• [EXERCISE TASK]:
Return a copy of every line in the records that includes the word "élevé".

• [Dataset records on visual material]:
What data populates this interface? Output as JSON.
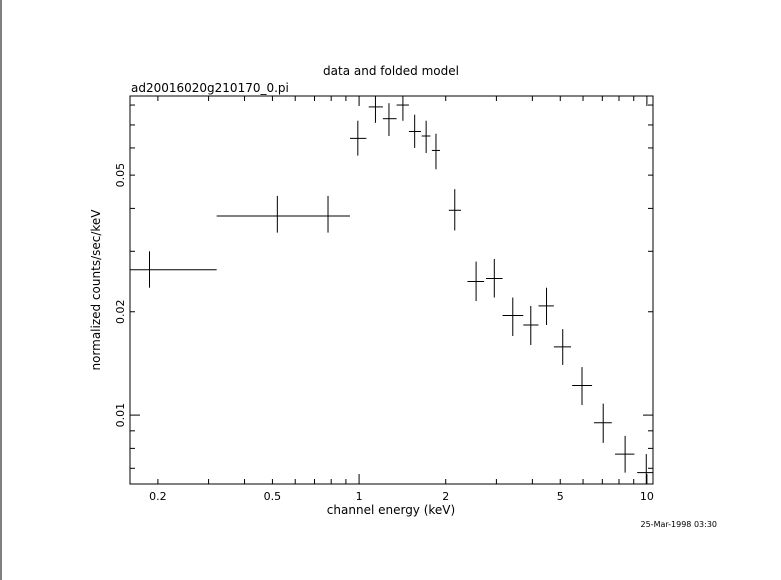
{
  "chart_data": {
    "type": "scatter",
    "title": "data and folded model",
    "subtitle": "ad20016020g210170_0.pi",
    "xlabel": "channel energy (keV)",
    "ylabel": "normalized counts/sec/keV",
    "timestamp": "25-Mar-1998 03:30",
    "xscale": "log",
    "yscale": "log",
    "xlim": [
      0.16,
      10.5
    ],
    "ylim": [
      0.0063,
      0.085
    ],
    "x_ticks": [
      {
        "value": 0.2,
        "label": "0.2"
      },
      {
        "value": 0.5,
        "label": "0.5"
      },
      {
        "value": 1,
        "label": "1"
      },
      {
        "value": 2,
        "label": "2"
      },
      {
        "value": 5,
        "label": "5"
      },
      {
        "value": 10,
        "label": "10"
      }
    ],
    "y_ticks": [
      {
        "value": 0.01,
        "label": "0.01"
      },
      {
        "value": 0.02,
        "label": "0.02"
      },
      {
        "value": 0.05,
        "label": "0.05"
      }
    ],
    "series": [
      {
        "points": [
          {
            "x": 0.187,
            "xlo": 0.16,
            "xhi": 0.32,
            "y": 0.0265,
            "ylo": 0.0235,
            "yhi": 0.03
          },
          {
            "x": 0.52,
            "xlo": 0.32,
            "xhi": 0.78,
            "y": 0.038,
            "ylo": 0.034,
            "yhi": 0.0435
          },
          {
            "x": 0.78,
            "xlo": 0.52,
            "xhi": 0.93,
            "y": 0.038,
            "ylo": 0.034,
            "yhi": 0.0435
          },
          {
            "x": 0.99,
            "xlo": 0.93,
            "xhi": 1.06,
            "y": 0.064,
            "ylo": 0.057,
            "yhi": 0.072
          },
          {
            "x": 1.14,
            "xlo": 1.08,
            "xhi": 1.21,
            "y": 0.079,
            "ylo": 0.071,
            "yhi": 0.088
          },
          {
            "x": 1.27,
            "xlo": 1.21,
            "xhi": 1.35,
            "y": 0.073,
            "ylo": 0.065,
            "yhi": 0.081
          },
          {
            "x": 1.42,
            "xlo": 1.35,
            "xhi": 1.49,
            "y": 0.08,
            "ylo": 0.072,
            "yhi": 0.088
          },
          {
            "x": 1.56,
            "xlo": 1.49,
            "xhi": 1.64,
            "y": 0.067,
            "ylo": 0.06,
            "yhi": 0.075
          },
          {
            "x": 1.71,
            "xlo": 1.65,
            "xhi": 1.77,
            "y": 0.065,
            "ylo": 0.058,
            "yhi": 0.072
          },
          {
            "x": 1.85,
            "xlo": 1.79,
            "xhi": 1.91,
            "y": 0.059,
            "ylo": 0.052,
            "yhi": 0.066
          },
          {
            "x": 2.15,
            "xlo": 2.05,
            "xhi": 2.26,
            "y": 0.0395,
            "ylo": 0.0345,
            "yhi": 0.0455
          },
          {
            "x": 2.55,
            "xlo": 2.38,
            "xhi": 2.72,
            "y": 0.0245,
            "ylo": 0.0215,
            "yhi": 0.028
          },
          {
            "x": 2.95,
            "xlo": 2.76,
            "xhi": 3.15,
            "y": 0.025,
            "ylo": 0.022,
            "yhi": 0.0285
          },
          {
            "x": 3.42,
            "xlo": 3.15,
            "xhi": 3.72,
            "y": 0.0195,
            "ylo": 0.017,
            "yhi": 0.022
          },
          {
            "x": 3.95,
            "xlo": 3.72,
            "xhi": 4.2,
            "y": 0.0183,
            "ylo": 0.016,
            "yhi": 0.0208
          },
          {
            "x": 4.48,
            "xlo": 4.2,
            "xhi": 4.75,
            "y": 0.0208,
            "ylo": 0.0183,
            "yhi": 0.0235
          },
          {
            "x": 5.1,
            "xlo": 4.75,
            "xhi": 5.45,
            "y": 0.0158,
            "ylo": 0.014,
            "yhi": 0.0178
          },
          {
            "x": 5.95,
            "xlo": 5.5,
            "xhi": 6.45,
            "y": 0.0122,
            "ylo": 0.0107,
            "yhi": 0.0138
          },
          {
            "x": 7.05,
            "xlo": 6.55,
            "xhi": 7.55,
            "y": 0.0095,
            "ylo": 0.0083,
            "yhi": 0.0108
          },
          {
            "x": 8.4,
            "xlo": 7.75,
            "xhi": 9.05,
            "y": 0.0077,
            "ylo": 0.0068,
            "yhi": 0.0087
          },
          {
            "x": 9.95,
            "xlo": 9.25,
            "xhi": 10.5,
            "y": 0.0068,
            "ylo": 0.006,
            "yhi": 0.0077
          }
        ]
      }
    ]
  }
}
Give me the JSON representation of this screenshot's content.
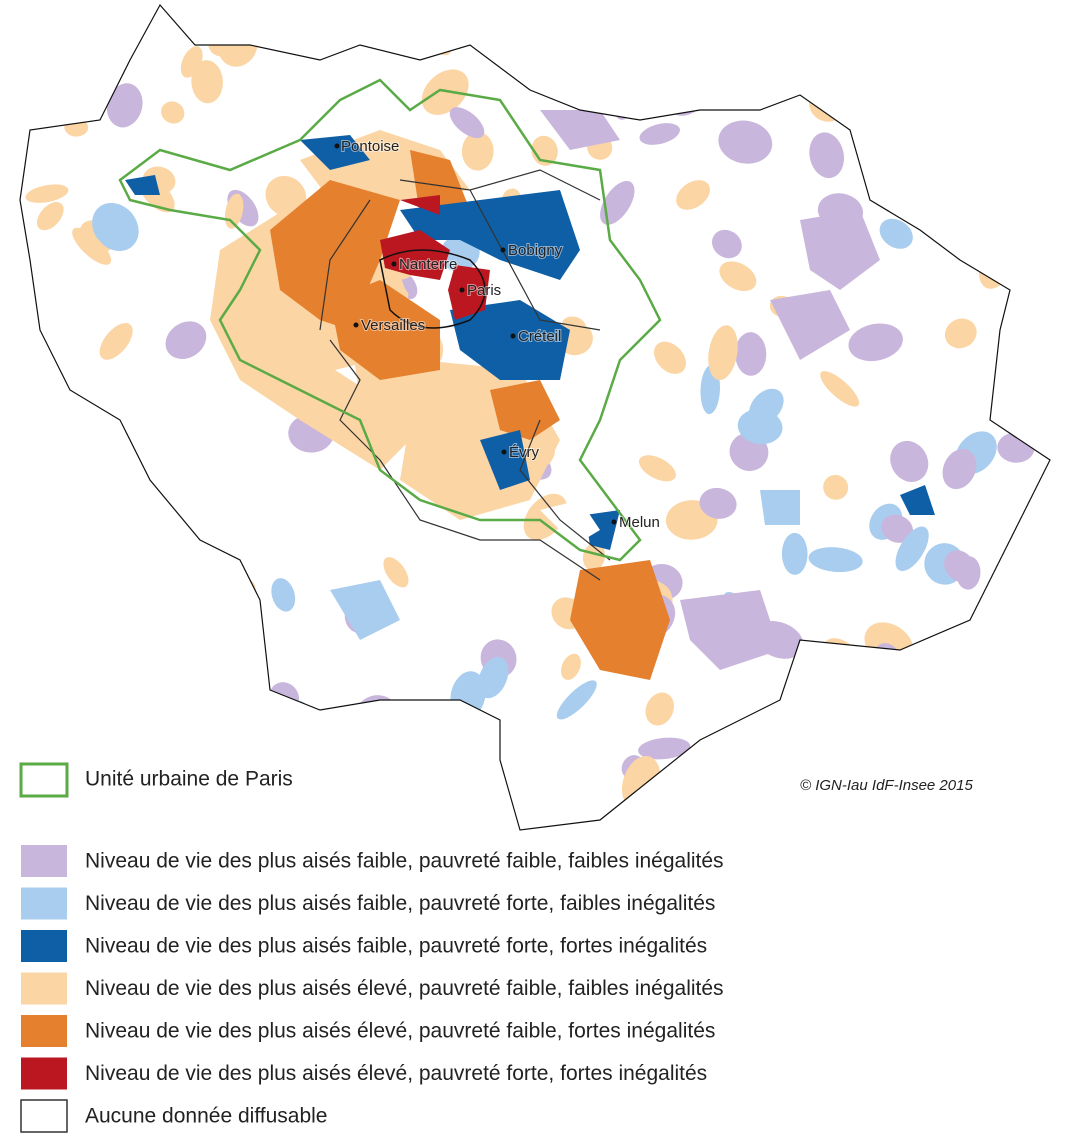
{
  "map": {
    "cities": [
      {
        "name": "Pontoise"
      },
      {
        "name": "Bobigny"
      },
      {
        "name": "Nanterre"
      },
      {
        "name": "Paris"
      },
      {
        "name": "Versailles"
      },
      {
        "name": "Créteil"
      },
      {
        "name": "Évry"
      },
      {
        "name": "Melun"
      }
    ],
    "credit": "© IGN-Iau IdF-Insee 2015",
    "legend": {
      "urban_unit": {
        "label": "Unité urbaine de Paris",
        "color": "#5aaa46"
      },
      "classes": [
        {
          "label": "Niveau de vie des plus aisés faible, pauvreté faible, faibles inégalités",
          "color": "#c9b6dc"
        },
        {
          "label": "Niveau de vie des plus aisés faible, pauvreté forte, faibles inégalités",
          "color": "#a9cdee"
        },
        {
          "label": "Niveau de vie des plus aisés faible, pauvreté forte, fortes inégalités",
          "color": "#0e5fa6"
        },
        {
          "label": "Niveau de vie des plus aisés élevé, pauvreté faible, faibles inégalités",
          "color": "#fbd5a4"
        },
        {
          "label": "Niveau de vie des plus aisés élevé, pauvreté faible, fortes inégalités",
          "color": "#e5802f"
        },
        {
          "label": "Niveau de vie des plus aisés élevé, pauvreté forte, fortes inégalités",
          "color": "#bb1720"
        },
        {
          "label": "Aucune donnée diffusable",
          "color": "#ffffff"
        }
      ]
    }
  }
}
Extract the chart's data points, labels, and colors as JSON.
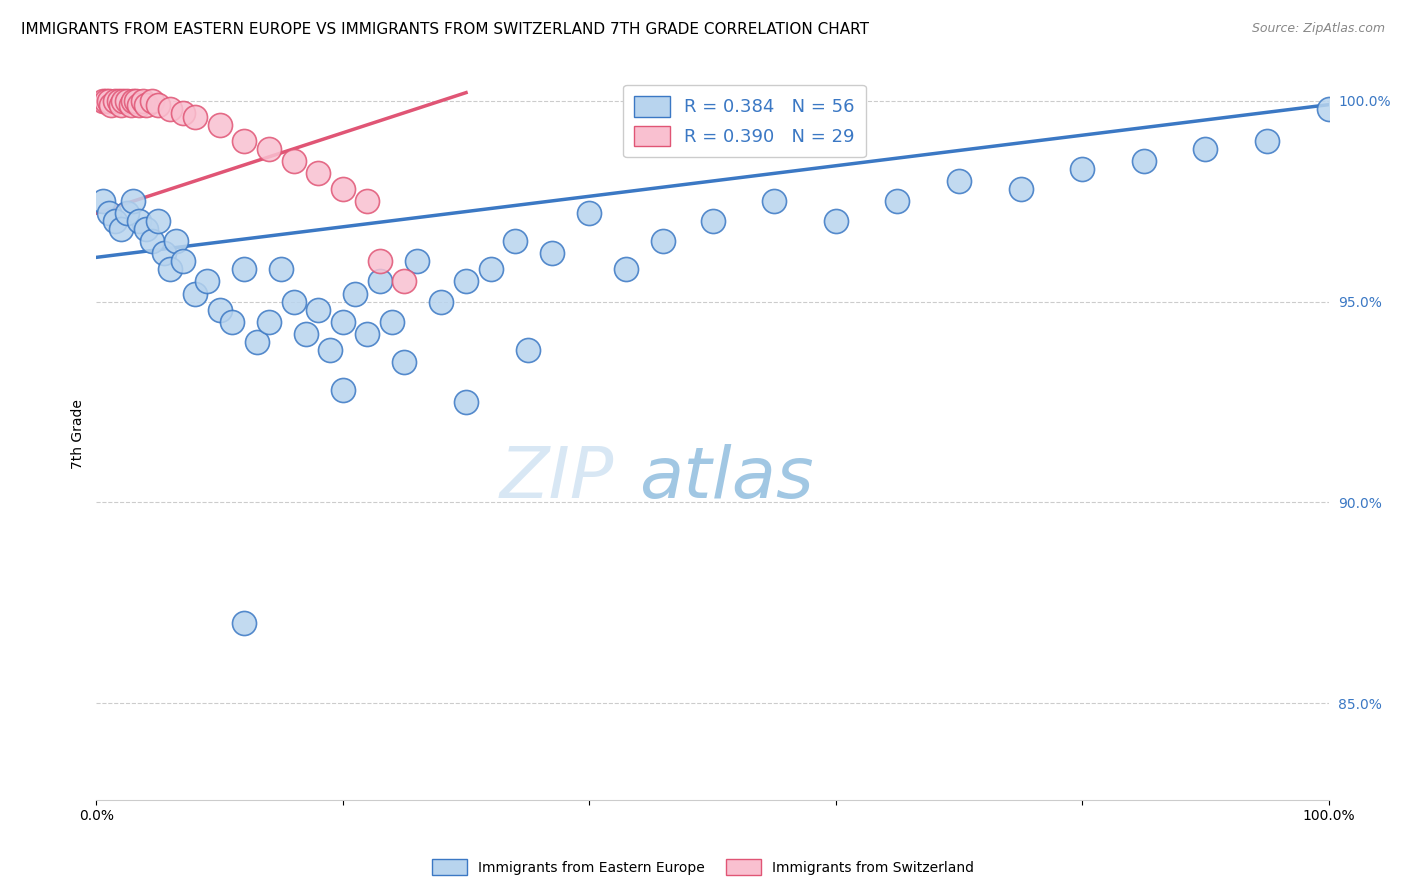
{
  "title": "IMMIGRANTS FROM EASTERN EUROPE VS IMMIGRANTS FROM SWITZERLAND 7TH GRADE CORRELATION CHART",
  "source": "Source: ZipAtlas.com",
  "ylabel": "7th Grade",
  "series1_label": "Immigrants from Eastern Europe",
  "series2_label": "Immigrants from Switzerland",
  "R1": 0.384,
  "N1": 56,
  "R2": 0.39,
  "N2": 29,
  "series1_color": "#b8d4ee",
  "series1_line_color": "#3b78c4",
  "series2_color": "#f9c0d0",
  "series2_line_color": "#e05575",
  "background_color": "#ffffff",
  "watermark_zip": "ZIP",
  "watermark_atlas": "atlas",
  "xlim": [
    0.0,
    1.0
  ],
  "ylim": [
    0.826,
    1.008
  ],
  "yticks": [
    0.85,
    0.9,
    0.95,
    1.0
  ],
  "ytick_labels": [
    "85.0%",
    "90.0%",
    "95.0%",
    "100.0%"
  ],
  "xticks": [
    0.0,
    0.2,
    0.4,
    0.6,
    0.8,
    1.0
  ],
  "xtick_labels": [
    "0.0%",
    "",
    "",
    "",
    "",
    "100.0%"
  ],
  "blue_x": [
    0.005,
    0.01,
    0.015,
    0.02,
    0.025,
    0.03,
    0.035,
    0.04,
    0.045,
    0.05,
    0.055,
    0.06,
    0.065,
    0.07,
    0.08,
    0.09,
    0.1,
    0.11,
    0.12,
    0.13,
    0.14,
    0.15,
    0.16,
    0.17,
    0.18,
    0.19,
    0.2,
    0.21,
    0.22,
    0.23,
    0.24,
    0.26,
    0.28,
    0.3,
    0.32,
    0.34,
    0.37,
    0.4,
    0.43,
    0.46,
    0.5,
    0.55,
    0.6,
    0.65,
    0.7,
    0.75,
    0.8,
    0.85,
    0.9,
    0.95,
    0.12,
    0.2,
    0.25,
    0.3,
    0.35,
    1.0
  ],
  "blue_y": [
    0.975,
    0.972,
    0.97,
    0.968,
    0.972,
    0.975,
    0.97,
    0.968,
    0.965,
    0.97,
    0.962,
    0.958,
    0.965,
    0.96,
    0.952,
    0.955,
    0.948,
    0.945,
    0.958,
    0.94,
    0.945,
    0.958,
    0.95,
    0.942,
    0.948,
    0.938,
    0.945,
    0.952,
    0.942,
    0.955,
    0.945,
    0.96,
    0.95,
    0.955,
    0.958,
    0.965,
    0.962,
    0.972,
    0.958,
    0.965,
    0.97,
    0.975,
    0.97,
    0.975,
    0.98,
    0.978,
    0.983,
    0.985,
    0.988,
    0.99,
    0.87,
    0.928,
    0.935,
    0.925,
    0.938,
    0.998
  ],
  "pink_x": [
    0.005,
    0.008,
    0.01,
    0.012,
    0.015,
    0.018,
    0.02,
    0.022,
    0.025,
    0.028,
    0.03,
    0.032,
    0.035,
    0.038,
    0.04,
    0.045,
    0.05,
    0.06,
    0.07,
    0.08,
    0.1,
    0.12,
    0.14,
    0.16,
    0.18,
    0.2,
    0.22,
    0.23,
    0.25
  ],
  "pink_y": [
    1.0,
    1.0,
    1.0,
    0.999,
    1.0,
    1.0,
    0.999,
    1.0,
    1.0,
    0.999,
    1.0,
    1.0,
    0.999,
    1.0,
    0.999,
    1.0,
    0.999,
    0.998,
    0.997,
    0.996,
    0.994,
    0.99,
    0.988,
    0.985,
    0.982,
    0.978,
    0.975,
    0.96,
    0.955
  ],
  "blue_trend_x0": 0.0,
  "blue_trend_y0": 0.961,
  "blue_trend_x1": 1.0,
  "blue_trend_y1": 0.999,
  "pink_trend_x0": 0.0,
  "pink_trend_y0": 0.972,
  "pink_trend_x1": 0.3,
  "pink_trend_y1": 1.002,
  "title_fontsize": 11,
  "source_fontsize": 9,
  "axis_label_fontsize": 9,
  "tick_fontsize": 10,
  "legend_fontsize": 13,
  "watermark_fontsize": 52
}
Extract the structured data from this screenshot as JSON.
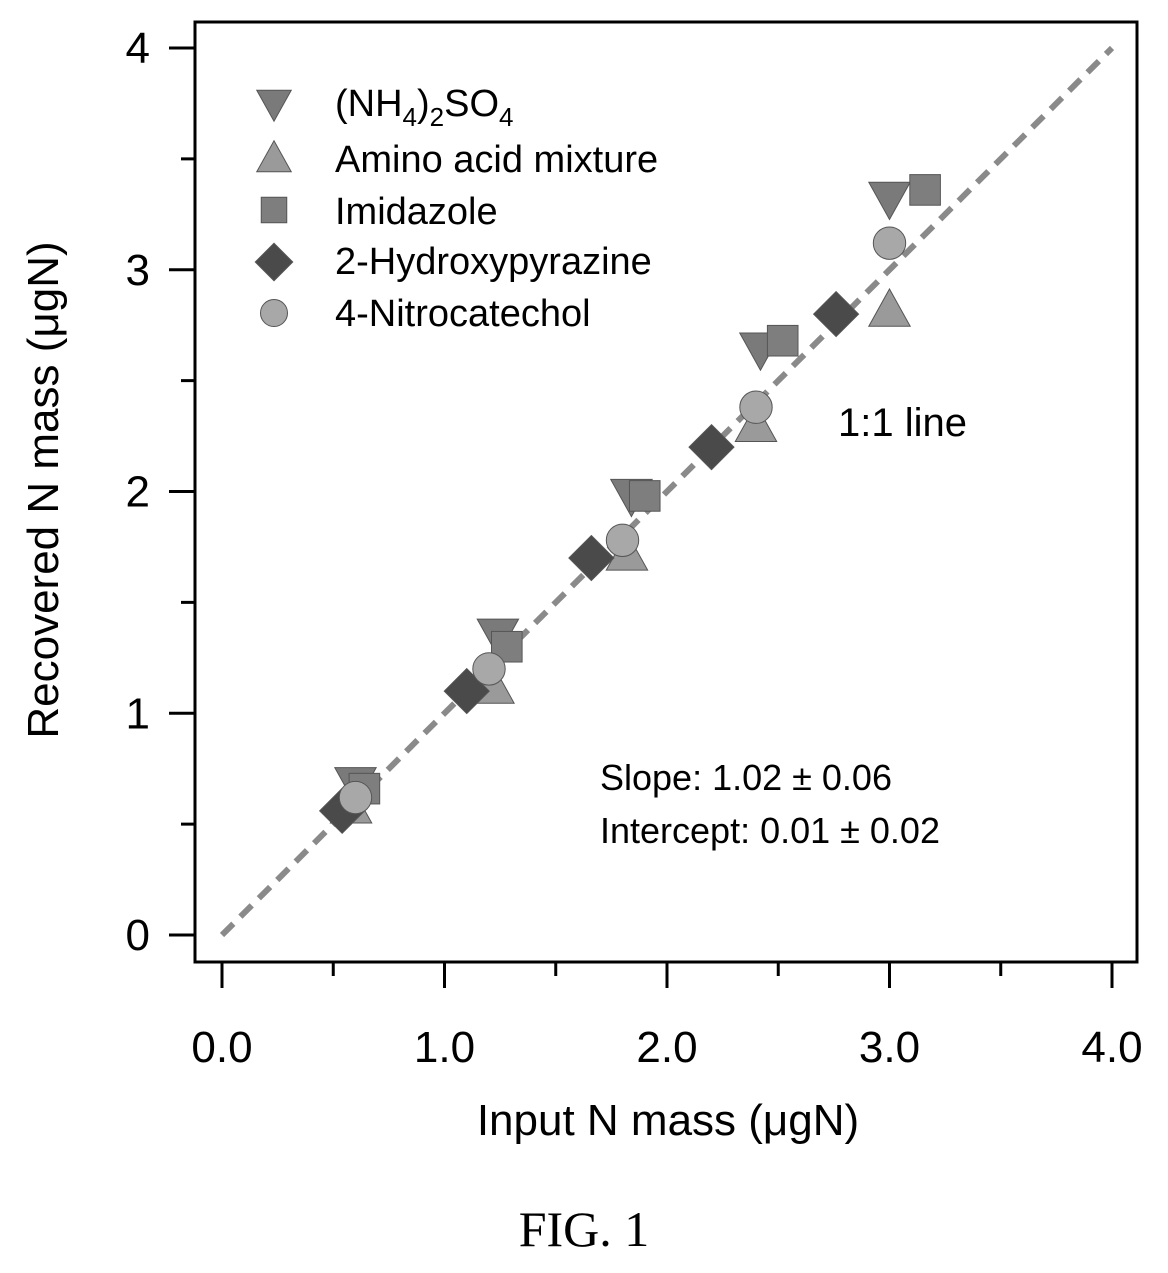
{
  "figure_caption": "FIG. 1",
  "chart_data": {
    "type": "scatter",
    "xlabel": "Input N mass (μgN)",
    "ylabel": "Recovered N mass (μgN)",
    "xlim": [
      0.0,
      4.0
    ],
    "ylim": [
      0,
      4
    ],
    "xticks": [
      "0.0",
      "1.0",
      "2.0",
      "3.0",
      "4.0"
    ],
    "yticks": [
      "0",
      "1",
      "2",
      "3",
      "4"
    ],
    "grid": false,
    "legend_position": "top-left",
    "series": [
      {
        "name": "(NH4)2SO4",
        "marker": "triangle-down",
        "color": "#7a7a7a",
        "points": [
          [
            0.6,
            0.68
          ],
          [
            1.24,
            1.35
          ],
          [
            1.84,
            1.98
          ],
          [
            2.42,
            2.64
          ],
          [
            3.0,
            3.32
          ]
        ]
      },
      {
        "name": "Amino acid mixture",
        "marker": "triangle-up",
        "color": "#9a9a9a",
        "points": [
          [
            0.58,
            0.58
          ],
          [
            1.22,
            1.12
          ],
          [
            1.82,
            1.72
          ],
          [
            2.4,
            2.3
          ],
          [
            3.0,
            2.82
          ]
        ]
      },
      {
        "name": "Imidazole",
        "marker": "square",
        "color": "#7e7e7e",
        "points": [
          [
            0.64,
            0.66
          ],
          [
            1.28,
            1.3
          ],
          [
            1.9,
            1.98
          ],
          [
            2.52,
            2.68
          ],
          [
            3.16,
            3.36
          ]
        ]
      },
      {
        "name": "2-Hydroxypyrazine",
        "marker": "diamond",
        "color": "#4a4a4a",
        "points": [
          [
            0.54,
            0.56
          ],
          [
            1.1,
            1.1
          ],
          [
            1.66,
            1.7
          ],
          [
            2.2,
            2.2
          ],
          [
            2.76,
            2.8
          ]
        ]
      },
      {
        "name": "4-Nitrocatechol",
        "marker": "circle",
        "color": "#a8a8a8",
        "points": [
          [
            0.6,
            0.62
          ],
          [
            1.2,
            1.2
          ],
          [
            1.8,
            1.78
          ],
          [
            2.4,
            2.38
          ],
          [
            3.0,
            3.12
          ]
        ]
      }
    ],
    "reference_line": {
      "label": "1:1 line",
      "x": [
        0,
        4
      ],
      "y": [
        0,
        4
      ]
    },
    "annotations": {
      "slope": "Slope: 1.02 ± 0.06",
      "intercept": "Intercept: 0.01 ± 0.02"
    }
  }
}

• [EXPECTED ANSWER]:
          "label": "Niveau de vie des plus aisés élevé, pauvreté faible, faibles inégalités",
          "label": "Niveau de vie des plus aisés élevé, pauvreté faible, fortes inégalités",
          "label": "Niveau de vie des plus aisés élevé, pauvreté forte, fortes inégalités",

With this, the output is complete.